» SHORT EXERCISE:
Gather each line of the entries below that includes "this".

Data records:
--------------------------------------------------

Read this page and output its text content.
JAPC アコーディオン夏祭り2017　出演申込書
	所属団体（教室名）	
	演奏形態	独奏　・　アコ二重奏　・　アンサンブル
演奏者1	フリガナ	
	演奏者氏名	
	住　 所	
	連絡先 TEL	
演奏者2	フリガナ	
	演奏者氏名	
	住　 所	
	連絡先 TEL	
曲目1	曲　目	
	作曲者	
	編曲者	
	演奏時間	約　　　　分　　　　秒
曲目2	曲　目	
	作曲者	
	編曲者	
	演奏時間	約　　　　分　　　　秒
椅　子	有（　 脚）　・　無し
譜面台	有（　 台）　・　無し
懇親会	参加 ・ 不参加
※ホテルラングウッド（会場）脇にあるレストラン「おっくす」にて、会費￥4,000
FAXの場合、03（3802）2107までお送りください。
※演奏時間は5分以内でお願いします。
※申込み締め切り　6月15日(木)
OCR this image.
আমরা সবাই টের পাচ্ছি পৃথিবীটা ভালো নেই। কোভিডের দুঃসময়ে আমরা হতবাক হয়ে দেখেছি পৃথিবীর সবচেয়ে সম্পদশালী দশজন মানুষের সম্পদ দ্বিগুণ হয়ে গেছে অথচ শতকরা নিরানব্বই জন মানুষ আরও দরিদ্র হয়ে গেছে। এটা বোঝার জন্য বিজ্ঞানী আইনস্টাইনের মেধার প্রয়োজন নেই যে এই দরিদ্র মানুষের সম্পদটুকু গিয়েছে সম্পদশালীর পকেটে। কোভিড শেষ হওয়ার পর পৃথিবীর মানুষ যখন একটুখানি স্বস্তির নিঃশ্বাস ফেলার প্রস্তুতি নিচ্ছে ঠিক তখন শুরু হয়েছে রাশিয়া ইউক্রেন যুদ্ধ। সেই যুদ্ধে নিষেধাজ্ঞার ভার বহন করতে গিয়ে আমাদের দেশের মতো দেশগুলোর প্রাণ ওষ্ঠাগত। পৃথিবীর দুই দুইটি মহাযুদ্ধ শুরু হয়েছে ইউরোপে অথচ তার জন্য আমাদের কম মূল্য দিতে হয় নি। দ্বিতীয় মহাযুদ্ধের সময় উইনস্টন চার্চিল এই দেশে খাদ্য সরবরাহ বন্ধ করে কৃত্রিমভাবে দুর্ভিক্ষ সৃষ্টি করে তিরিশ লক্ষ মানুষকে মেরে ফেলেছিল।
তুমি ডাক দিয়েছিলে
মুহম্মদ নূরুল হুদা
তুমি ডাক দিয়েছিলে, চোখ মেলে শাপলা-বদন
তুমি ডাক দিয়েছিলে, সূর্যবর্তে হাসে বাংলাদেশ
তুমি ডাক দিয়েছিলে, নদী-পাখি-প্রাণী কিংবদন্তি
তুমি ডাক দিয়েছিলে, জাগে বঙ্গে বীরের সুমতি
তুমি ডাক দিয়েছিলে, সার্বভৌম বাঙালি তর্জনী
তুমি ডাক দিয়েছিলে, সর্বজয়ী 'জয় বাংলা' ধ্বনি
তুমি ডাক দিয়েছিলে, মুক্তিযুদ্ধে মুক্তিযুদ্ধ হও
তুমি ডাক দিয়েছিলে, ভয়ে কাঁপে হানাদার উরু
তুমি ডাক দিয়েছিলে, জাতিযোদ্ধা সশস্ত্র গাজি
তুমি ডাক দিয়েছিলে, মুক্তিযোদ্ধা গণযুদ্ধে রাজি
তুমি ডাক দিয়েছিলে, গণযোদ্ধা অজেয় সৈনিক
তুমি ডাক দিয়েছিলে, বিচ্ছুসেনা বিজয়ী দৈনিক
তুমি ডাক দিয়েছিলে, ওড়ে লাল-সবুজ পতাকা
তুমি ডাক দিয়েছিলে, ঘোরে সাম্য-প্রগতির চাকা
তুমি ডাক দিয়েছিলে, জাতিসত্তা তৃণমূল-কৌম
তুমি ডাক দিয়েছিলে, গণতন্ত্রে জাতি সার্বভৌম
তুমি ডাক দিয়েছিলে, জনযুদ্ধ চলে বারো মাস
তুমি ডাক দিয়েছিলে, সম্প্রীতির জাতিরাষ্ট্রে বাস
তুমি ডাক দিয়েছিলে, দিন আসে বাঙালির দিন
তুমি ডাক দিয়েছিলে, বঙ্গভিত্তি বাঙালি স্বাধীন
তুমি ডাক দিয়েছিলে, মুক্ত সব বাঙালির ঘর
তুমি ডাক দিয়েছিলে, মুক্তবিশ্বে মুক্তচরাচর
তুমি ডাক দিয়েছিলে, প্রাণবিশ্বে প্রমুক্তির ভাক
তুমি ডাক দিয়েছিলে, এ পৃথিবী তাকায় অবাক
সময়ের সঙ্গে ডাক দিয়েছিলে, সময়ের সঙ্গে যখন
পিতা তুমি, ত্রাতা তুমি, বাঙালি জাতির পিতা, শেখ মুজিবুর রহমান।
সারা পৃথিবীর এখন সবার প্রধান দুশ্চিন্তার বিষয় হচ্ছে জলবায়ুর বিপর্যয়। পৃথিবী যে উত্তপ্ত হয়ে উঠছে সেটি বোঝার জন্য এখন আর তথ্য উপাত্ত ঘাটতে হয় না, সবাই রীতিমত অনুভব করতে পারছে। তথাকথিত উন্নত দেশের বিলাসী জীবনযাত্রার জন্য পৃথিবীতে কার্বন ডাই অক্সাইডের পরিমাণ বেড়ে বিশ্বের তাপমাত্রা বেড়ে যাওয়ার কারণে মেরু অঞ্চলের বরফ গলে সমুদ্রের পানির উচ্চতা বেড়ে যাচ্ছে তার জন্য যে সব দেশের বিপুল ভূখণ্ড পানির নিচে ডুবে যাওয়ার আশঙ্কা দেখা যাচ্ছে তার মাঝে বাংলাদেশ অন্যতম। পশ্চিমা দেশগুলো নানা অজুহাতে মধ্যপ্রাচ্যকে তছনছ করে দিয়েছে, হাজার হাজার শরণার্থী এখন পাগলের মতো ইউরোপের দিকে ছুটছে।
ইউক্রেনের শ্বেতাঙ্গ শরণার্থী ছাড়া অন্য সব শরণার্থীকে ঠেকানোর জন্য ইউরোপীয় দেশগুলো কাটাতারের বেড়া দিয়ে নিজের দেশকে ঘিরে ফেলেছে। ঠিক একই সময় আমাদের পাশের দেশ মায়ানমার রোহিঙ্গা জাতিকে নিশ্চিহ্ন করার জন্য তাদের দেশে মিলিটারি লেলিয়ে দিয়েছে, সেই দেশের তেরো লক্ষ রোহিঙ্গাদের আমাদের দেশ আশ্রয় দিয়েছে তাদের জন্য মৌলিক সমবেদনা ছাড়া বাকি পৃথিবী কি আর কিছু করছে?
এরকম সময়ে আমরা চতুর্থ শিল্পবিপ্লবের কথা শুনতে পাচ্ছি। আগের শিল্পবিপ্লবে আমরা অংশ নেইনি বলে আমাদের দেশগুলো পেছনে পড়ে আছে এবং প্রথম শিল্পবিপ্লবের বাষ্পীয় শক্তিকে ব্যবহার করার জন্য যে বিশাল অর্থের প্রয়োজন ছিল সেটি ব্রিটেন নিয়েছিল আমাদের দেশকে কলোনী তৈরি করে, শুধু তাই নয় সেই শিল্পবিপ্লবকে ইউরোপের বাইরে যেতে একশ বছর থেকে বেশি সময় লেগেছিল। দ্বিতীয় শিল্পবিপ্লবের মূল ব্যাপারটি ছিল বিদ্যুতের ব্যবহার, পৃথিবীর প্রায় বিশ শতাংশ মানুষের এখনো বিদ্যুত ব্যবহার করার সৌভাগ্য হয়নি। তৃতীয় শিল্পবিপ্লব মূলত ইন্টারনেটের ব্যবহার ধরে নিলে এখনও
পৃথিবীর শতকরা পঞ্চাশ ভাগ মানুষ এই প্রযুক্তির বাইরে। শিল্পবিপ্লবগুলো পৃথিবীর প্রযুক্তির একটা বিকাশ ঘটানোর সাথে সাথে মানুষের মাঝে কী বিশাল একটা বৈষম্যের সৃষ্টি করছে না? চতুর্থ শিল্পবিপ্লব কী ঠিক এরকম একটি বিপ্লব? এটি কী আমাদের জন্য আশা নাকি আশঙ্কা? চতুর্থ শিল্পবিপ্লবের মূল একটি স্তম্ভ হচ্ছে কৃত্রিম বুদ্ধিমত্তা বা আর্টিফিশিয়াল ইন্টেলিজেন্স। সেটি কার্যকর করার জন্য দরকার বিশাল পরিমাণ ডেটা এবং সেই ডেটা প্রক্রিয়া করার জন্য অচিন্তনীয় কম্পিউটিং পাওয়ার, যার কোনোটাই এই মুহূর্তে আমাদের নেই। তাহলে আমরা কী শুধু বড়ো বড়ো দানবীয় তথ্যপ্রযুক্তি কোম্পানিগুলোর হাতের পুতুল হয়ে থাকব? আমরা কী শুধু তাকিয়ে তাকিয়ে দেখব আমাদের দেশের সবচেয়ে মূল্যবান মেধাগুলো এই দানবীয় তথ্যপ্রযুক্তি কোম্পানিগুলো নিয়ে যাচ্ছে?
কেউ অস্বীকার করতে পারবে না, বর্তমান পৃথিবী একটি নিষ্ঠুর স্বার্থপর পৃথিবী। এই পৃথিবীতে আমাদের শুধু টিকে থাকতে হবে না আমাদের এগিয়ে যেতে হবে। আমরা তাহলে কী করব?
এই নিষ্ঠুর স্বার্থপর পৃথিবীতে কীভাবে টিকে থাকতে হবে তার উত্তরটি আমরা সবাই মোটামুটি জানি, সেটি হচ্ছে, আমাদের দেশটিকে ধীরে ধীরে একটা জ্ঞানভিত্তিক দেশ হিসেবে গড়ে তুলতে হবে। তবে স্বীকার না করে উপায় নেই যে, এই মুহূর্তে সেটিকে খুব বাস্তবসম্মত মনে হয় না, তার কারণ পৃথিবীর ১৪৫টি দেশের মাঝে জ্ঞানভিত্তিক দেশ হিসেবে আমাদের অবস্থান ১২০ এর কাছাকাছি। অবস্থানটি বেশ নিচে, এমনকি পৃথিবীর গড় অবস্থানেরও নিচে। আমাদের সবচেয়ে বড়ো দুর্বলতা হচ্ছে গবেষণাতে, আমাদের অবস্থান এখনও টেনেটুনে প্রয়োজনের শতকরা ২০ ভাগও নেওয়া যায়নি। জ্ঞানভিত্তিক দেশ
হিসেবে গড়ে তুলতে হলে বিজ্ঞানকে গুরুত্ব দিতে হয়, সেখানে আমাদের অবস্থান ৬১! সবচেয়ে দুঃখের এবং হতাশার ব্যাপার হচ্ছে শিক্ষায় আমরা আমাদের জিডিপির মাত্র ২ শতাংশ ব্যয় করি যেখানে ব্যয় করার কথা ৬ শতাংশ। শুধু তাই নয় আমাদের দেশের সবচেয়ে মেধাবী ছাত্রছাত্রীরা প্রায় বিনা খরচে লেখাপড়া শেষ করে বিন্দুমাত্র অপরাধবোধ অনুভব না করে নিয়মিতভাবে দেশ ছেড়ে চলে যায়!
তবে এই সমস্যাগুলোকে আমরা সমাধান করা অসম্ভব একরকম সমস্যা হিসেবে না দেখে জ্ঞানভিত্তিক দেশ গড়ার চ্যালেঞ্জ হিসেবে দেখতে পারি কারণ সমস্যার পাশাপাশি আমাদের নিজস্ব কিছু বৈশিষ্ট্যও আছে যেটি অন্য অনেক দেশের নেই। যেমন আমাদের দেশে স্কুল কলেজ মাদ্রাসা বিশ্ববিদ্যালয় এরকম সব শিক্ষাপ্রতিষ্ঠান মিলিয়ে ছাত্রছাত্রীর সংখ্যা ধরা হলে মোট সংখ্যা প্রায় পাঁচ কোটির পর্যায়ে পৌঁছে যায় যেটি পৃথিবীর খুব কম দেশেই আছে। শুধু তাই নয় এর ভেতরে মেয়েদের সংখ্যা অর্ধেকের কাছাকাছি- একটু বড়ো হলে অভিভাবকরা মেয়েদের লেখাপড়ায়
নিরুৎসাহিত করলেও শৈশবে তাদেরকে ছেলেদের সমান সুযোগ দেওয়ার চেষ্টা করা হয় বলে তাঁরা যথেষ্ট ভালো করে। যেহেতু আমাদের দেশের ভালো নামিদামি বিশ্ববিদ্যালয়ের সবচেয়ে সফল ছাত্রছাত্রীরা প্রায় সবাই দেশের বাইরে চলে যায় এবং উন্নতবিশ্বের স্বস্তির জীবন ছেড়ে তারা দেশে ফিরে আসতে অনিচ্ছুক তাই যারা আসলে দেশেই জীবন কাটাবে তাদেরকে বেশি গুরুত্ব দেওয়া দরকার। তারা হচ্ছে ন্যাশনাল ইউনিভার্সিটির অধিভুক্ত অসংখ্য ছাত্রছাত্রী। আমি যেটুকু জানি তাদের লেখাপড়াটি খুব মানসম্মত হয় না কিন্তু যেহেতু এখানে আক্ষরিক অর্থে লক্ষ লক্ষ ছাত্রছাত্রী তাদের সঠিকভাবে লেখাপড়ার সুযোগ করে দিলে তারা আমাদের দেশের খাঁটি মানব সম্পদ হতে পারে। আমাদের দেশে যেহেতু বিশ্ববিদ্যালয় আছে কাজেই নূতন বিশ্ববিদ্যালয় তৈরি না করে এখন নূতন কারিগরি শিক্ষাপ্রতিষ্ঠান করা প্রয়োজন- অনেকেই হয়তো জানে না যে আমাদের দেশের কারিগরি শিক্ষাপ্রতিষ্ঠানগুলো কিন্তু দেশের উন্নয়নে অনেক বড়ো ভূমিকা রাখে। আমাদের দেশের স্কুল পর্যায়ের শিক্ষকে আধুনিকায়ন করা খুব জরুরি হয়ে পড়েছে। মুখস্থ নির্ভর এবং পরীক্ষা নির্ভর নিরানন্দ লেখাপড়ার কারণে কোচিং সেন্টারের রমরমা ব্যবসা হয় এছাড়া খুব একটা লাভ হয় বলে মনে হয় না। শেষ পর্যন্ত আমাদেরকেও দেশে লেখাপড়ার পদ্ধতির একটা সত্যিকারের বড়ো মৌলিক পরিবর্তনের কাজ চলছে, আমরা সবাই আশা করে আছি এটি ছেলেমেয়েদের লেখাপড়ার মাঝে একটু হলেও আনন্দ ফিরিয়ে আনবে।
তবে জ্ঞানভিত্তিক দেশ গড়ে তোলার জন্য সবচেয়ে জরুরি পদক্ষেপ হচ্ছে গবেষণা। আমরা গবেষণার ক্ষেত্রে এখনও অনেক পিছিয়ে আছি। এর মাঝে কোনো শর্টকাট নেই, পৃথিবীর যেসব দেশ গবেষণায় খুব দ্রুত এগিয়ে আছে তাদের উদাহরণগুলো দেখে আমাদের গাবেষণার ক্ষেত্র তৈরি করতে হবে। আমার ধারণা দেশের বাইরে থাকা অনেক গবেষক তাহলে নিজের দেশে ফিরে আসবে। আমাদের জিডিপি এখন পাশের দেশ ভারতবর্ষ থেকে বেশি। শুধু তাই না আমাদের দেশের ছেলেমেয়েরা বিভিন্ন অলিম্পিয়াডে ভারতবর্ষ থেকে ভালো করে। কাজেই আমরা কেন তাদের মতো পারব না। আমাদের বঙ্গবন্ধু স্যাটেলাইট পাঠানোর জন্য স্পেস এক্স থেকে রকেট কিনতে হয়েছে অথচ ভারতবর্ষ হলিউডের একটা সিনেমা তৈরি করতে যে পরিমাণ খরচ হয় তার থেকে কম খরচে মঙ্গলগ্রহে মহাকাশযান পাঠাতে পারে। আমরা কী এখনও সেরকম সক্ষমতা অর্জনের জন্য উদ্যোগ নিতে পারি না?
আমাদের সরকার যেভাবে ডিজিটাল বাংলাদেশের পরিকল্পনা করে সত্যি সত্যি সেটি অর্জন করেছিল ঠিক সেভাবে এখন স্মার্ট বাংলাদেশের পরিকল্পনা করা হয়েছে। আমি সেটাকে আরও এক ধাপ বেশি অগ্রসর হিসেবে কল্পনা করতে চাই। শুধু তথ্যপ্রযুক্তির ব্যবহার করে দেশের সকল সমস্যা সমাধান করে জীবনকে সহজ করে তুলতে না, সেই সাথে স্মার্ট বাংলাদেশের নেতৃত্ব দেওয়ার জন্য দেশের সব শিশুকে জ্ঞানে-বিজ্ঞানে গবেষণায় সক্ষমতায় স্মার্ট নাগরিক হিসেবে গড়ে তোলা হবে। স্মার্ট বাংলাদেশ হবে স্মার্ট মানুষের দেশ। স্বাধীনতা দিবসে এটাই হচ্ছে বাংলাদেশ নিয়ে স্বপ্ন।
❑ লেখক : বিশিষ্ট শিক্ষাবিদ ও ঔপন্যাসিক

--------------------------------------------------

» REPLY:
Read this page and output its text content.
OCR this image.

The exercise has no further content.